EXERCISE
Quote all of the entries word for word.

INPUT ROWS

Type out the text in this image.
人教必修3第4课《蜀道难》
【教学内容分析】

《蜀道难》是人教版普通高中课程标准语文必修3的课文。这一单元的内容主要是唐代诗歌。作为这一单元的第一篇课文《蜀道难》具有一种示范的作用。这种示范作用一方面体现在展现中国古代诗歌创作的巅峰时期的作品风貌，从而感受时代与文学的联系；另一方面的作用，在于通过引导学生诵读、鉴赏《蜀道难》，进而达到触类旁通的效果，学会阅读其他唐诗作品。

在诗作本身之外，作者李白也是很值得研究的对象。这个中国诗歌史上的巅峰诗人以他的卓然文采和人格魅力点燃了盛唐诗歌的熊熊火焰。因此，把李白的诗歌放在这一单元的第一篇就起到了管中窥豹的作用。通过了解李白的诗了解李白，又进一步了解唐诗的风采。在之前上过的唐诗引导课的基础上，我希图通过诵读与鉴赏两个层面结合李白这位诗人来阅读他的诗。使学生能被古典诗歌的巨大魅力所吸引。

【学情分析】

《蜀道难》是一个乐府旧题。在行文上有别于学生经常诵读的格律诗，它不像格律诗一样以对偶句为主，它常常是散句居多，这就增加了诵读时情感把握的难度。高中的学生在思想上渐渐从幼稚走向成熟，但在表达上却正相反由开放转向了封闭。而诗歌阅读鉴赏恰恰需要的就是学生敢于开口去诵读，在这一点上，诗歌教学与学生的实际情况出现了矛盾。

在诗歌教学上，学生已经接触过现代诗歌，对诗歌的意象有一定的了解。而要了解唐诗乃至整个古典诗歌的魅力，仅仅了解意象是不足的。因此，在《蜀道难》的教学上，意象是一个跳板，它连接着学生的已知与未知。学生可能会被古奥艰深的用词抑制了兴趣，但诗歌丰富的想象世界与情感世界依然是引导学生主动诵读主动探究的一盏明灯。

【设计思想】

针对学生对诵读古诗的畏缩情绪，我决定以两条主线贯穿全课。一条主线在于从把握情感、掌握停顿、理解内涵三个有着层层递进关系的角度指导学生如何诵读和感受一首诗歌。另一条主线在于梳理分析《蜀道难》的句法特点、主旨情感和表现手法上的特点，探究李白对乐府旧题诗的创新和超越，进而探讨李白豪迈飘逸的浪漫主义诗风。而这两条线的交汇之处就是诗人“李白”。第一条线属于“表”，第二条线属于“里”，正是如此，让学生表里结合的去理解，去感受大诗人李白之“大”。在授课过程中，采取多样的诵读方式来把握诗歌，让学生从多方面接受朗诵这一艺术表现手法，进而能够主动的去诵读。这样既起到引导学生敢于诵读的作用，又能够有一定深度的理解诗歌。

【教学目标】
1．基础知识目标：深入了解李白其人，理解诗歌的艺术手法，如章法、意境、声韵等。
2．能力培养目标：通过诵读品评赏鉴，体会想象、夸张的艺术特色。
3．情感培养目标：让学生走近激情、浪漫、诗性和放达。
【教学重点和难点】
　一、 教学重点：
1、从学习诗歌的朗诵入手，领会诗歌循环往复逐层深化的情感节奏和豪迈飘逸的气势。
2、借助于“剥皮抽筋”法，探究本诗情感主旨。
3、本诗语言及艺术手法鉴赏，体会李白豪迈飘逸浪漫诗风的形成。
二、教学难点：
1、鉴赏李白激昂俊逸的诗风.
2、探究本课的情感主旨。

ANSWER TO THIS PROBLEM
Type out the text in this image.
人教必修3第4课《蜀道难》
【教学内容分析】

《蜀道难》是人教版普通高中课程标准语文必修3的课文。这一单元的内容主要是唐代诗歌。作为这一单元的第一篇课文《蜀道难》具有一种示范的作用。这种示范作用一方面体现在展现中国古代诗歌创作的巅峰时期的作品风貌，从而感受时代与文学的联系；另一方面的作用，在于通过引导学生诵读、鉴赏《蜀道难》，进而达到触类旁通的效果，学会阅读其他唐诗作品。

在诗作本身之外，作者李白也是很值得研究的对象。这个中国诗歌史上的巅峰诗人以他的卓然文采和人格魅力点燃了盛唐诗歌的熊熊火焰。因此，把李白的诗歌放在这一单元的第一篇就起到了管中窥豹的作用。通过了解李白的诗了解李白，又进一步了解唐诗的风采。在之前上过的唐诗引导课的基础上，我希图通过诵读与鉴赏两个层面结合李白这位诗人来阅读他的诗。使学生能被古典诗歌的巨大魅力所吸引。

【学情分析】

《蜀道难》是一个乐府旧题。在行文上有别于学生经常诵读的格律诗，它不像格律诗一样以对偶句为主，它常常是散句居多，这就增加了诵读时情感把握的难度。高中的学生在思想上渐渐从幼稚走向成熟，但在表达上却正相反由开放转向了封闭。而诗歌阅读鉴赏恰恰需要的就是学生敢于开口去诵读，在这一点上，诗歌教学与学生的实际情况出现了矛盾。

在诗歌教学上，学生已经接触过现代诗歌，对诗歌的意象有一定的了解。而要了解唐诗乃至整个古典诗歌的魅力，仅仅了解意象是不足的。因此，在《蜀道难》的教学上，意象是一个跳板，它连接着学生的已知与未知。学生可能会被古奥艰深的用词抑制了兴趣，但诗歌丰富的想象世界与情感世界依然是引导学生主动诵读主动探究的一盏明灯。

【设计思想】

针对学生对诵读古诗的畏缩情绪，我决定以两条主线贯穿全课。一条主线在于从把握情感、掌握停顿、理解内涵三个有着层层递进关系的角度指导学生如何诵读和感受一首诗歌。另一条主线在于梳理分析《蜀道难》的句法特点、主旨情感和表现手法上的特点，探究李白对乐府旧题诗的创新和超越，进而探讨李白豪迈飘逸的浪漫主义诗风。而这两条线的交汇之处就是诗人“李白”。第一条线属于“表”，第二条线属于“里”，正是如此，让学生表里结合的去理解，去感受大诗人李白之“大”。在授课过程中，采取多样的诵读方式来把握诗歌，让学生从多方面接受朗诵这一艺术表现手法，进而能够主动的去诵读。这样既起到引导学生敢于诵读的作用，又能够有一定深度的理解诗歌。

【教学目标】
1．基础知识目标：深入了解李白其人，理解诗歌的艺术手法，如章法、意境、声韵等。
2．能力培养目标：通过诵读品评赏鉴，体会想象、夸张的艺术特色。
3．情感培养目标：让学生走近激情、浪漫、诗性和放达。
【教学重点和难点】
　一、 教学重点：
1、从学习诗歌的朗诵入手，领会诗歌循环往复逐层深化的情感节奏和豪迈飘逸的气势。
2、借助于“剥皮抽筋”法，探究本诗情感主旨。
3、本诗语言及艺术手法鉴赏，体会李白豪迈飘逸浪漫诗风的形成。
二、教学难点：
1、鉴赏李白激昂俊逸的诗风.
2、探究本课的情感主旨。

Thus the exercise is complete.